Task – The records below must be output exactly, without pictures.

Saved entries
-.-.-

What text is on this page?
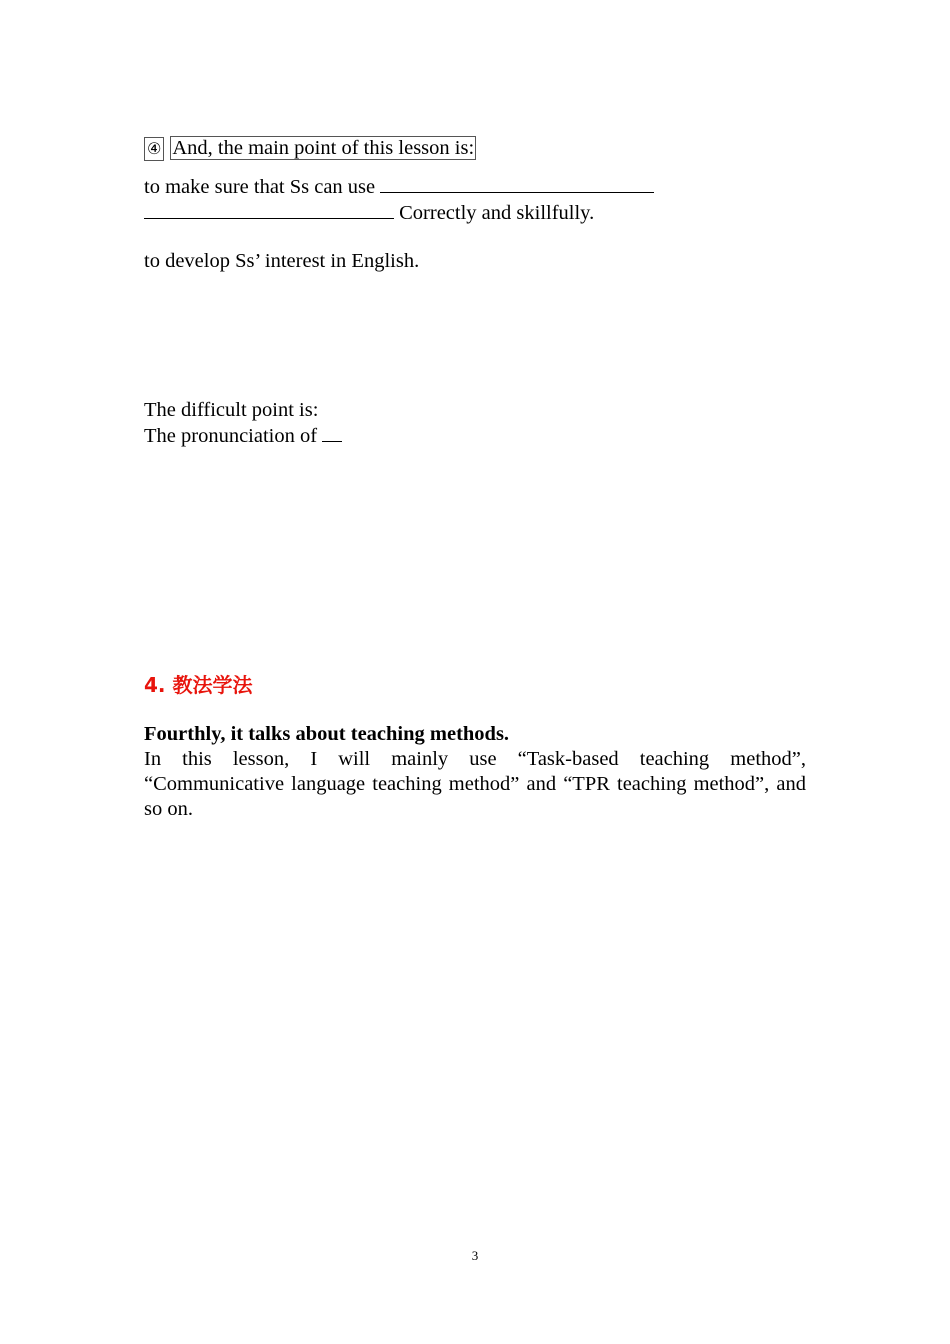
④ And, the main point of this lesson is:
to make sure that Ss can use
Correctly and skillfully.
to develop Ss’ interest in English.
The difficult point is:
The pronunciation of
4. 教法学法
Fourthly, it talks about teaching methods.
In this lesson, I will mainly use “Task-based teaching method”, “Communicative language teaching method” and “TPR teaching method”, and so on.
3
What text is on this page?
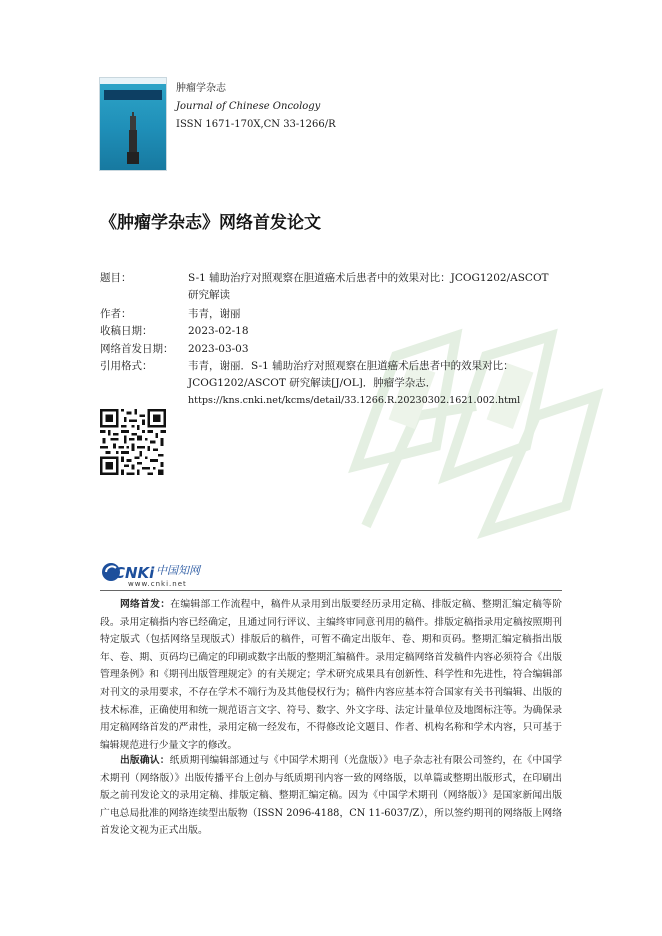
肿瘤学杂志
Journal of Chinese Oncology
ISSN 1671-170X,CN 33-1266/R
《肿瘤学杂志》网络首发论文
题目：	S-1 辅助治疗对照观察在胆道癌术后患者中的效果对比：JCOG1202/ASCOT
研究解读
作者：	韦青，谢丽
收稿日期：	2023-02-18
网络首发日期：	2023-03-03
引用格式：	韦青，谢丽．S-1 辅助治疗对照观察在胆道癌术后患者中的效果对比：
JCOG1202/ASCOT 研究解读[J/OL]．肿瘤学杂志．
https://kns.cnki.net/kcms/detail/33.1266.R.20230302.1621.002.html
CNKi 中国知网
www.cnki.net
网络首发：在编辑部工作流程中，稿件从录用到出版要经历录用定稿、排版定稿、整期汇编定稿等阶段。录用定稿指内容已经确定，且通过同行评议、主编终审同意刊用的稿件。排版定稿指录用定稿按照期刊特定版式（包括网络呈现版式）排版后的稿件，可暂不确定出版年、卷、期和页码。整期汇编定稿指出版年、卷、期、页码均已确定的印刷或数字出版的整期汇编稿件。录用定稿网络首发稿件内容必须符合《出版管理条例》和《期刊出版管理规定》的有关规定；学术研究成果具有创新性、科学性和先进性，符合编辑部对刊文的录用要求，不存在学术不端行为及其他侵权行为；稿件内容应基本符合国家有关书刊编辑、出版的技术标准，正确使用和统一规范语言文字、符号、数字、外文字母、法定计量单位及地图标注等。为确保录用定稿网络首发的严肃性，录用定稿一经发布，不得修改论文题目、作者、机构名称和学术内容，只可基于编辑规范进行少量文字的修改。
出版确认：纸质期刊编辑部通过与《中国学术期刊（光盘版）》电子杂志社有限公司签约，在《中国学术期刊（网络版）》出版传播平台上创办与纸质期刊内容一致的网络版，以单篇或整期出版形式，在印刷出版之前刊发论文的录用定稿、排版定稿、整期汇编定稿。因为《中国学术期刊（网络版）》是国家新闻出版广电总局批准的网络连续型出版物（ISSN 2096-4188，CN 11-6037/Z），所以签约期刊的网络版上网络首发论文视为正式出版。
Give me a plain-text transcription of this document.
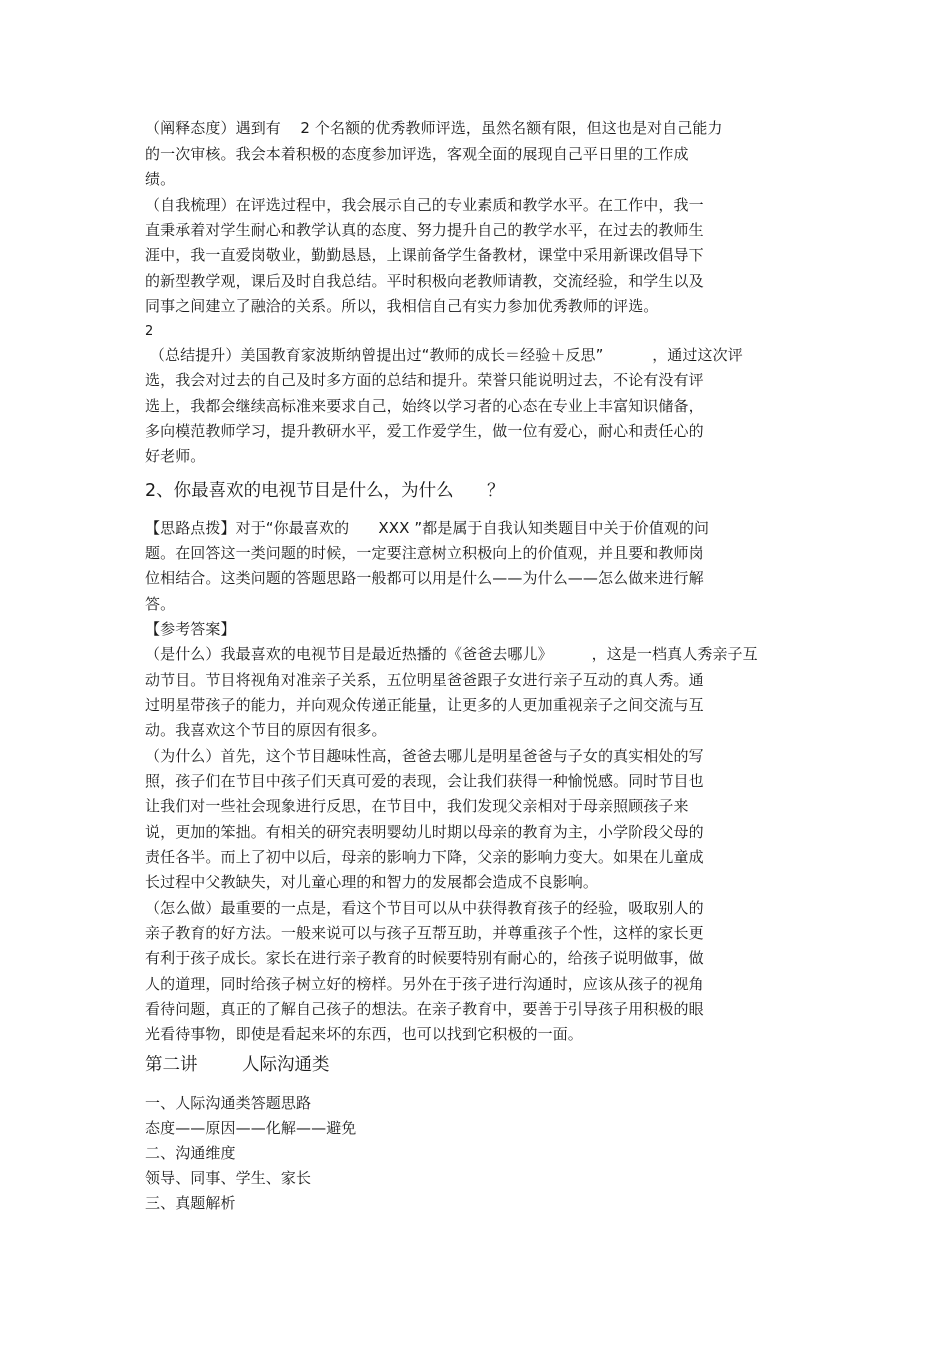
（阐释态度）遇到有    2 个名额的优秀教师评选，虽然名额有限，但这也是对自己能力
的一次审核。我会本着积极的态度参加评选，客观全面的展现自己平日里的工作成
绩。
（自我梳理）在评选过程中，我会展示自己的专业素质和教学水平。在工作中，我一
直秉承着对学生耐心和教学认真的态度、努力提升自己的教学水平，在过去的教师生
涯中，我一直爱岗敬业，勤勤恳恳，上课前备学生备教材，课堂中采用新课改倡导下
的新型教学观，课后及时自我总结。平时积极向老教师请教，交流经验，和学生以及
同事之间建立了融洽的关系。所以，我相信自己有实力参加优秀教师的评选。
2
（总结提升）美国教育家波斯纳曾提出过“教师的成长＝经验＋反思”          ，通过这次评
选，我会对过去的自己及时多方面的总结和提升。荣誉只能说明过去，不论有没有评
选上，我都会继续高标准来要求自己，始终以学习者的心态在专业上丰富知识储备，
多向模范教师学习，提升教研水平，爱工作爱学生，做一位有爱心，耐心和责任心的
好老师。
2、你最喜欢的电视节目是什么，为什么      ？
【思路点拨】对于“你最喜欢的      XXX ”都是属于自我认知类题目中关于价值观的问
题。在回答这一类问题的时候，一定要注意树立积极向上的价值观，并且要和教师岗
位相结合。这类问题的答题思路一般都可以用是什么——为什么——怎么做来进行解
答。
【参考答案】
（是什么）我最喜欢的电视节目是最近热播的《爸爸去哪儿》        ，这是一档真人秀亲子互
动节目。节目将视角对准亲子关系，五位明星爸爸跟子女进行亲子互动的真人秀。通
过明星带孩子的能力，并向观众传递正能量，让更多的人更加重视亲子之间交流与互
动。我喜欢这个节目的原因有很多。
（为什么）首先，这个节目趣味性高，爸爸去哪儿是明星爸爸与子女的真实相处的写
照，孩子们在节目中孩子们天真可爱的表现，会让我们获得一种愉悦感。同时节目也
让我们对一些社会现象进行反思，在节目中，我们发现父亲相对于母亲照顾孩子来
说，更加的笨拙。有相关的研究表明婴幼儿时期以母亲的教育为主，小学阶段父母的
责任各半。而上了初中以后，母亲的影响力下降，父亲的影响力变大。如果在儿童成
长过程中父教缺失，对儿童心理的和智力的发展都会造成不良影响。
（怎么做）最重要的一点是，看这个节目可以从中获得教育孩子的经验，吸取别人的
亲子教育的好方法。一般来说可以与孩子互帮互助，并尊重孩子个性，这样的家长更
有利于孩子成长。家长在进行亲子教育的时候要特别有耐心的，给孩子说明做事，做
人的道理，同时给孩子树立好的榜样。另外在于孩子进行沟通时，应该从孩子的视角
看待问题，真正的了解自己孩子的想法。在亲子教育中，要善于引导孩子用积极的眼
光看待事物，即使是看起来坏的东西，也可以找到它积极的一面。
第二讲        人际沟通类
一、人际沟通类答题思路
态度——原因——化解——避免
二、沟通维度
领导、同事、学生、家长
三、真题解析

-.-.-

Solution –
What text is on this page?
④ And, the main point of this lesson is:
to make sure that Ss can use
Correctly and skillfully.
to develop Ss’ interest in English.
The difficult point is:
The pronunciation of
4. 教法学法
Fourthly, it talks about teaching methods.
In this lesson, I will mainly use “Task-based teaching method”, “Communicative language teaching method” and “TPR teaching method”, and so on.
3
What text is on this page?
肿瘤学杂志
Journal of Chinese Oncology
ISSN 1671-170X,CN 33-1266/R
《肿瘤学杂志》网络首发论文
题目：	S-1 辅助治疗对照观察在胆道癌术后患者中的效果对比：JCOG1202/ASCOT
研究解读
作者：	韦青，谢丽
收稿日期：	2023-02-18
网络首发日期：	2023-03-03
引用格式：	韦青，谢丽．S-1 辅助治疗对照观察在胆道癌术后患者中的效果对比：
JCOG1202/ASCOT 研究解读[J/OL]．肿瘤学杂志．
https://kns.cnki.net/kcms/detail/33.1266.R.20230302.1621.002.html
CNKi 中国知网
www.cnki.net
网络首发：在编辑部工作流程中，稿件从录用到出版要经历录用定稿、排版定稿、整期汇编定稿等阶段。录用定稿指内容已经确定，且通过同行评议、主编终审同意刊用的稿件。排版定稿指录用定稿按照期刊特定版式（包括网络呈现版式）排版后的稿件，可暂不确定出版年、卷、期和页码。整期汇编定稿指出版年、卷、期、页码均已确定的印刷或数字出版的整期汇编稿件。录用定稿网络首发稿件内容必须符合《出版管理条例》和《期刊出版管理规定》的有关规定；学术研究成果具有创新性、科学性和先进性，符合编辑部对刊文的录用要求，不存在学术不端行为及其他侵权行为；稿件内容应基本符合国家有关书刊编辑、出版的技术标准，正确使用和统一规范语言文字、符号、数字、外文字母、法定计量单位及地图标注等。为确保录用定稿网络首发的严肃性，录用定稿一经发布，不得修改论文题目、作者、机构名称和学术内容，只可基于编辑规范进行少量文字的修改。
出版确认：纸质期刊编辑部通过与《中国学术期刊（光盘版）》电子杂志社有限公司签约，在《中国学术期刊（网络版）》出版传播平台上创办与纸质期刊内容一致的网络版，以单篇或整期出版形式，在印刷出版之前刊发论文的录用定稿、排版定稿、整期汇编定稿。因为《中国学术期刊（网络版）》是国家新闻出版广电总局批准的网络连续型出版物（ISSN 2096-4188，CN 11-6037/Z），所以签约期刊的网络版上网络首发论文视为正式出版。
Give me a plain-text transcription of this document.
（阐释态度）遇到有    2 个名额的优秀教师评选，虽然名额有限，但这也是对自己能力
的一次审核。我会本着积极的态度参加评选，客观全面的展现自己平日里的工作成
绩。
（自我梳理）在评选过程中，我会展示自己的专业素质和教学水平。在工作中，我一
直秉承着对学生耐心和教学认真的态度、努力提升自己的教学水平，在过去的教师生
涯中，我一直爱岗敬业，勤勤恳恳，上课前备学生备教材，课堂中采用新课改倡导下
的新型教学观，课后及时自我总结。平时积极向老教师请教，交流经验，和学生以及
同事之间建立了融洽的关系。所以，我相信自己有实力参加优秀教师的评选。
2
（总结提升）美国教育家波斯纳曾提出过“教师的成长＝经验＋反思”          ，通过这次评
选，我会对过去的自己及时多方面的总结和提升。荣誉只能说明过去，不论有没有评
选上，我都会继续高标准来要求自己，始终以学习者的心态在专业上丰富知识储备，
多向模范教师学习，提升教研水平，爱工作爱学生，做一位有爱心，耐心和责任心的
好老师。
2、你最喜欢的电视节目是什么，为什么      ？
【思路点拨】对于“你最喜欢的      XXX ”都是属于自我认知类题目中关于价值观的问
题。在回答这一类问题的时候，一定要注意树立积极向上的价值观，并且要和教师岗
位相结合。这类问题的答题思路一般都可以用是什么——为什么——怎么做来进行解
答。
【参考答案】
（是什么）我最喜欢的电视节目是最近热播的《爸爸去哪儿》        ，这是一档真人秀亲子互
动节目。节目将视角对准亲子关系，五位明星爸爸跟子女进行亲子互动的真人秀。通
过明星带孩子的能力，并向观众传递正能量，让更多的人更加重视亲子之间交流与互
动。我喜欢这个节目的原因有很多。
（为什么）首先，这个节目趣味性高，爸爸去哪儿是明星爸爸与子女的真实相处的写
照，孩子们在节目中孩子们天真可爱的表现，会让我们获得一种愉悦感。同时节目也
让我们对一些社会现象进行反思，在节目中，我们发现父亲相对于母亲照顾孩子来
说，更加的笨拙。有相关的研究表明婴幼儿时期以母亲的教育为主，小学阶段父母的
责任各半。而上了初中以后，母亲的影响力下降，父亲的影响力变大。如果在儿童成
长过程中父教缺失，对儿童心理的和智力的发展都会造成不良影响。
（怎么做）最重要的一点是，看这个节目可以从中获得教育孩子的经验，吸取别人的
亲子教育的好方法。一般来说可以与孩子互帮互助，并尊重孩子个性，这样的家长更
有利于孩子成长。家长在进行亲子教育的时候要特别有耐心的，给孩子说明做事，做
人的道理，同时给孩子树立好的榜样。另外在于孩子进行沟通时，应该从孩子的视角
看待问题，真正的了解自己孩子的想法。在亲子教育中，要善于引导孩子用积极的眼
光看待事物，即使是看起来坏的东西，也可以找到它积极的一面。
第二讲        人际沟通类
一、人际沟通类答题思路
态度——原因——化解——避免
二、沟通维度
领导、同事、学生、家长
三、真题解析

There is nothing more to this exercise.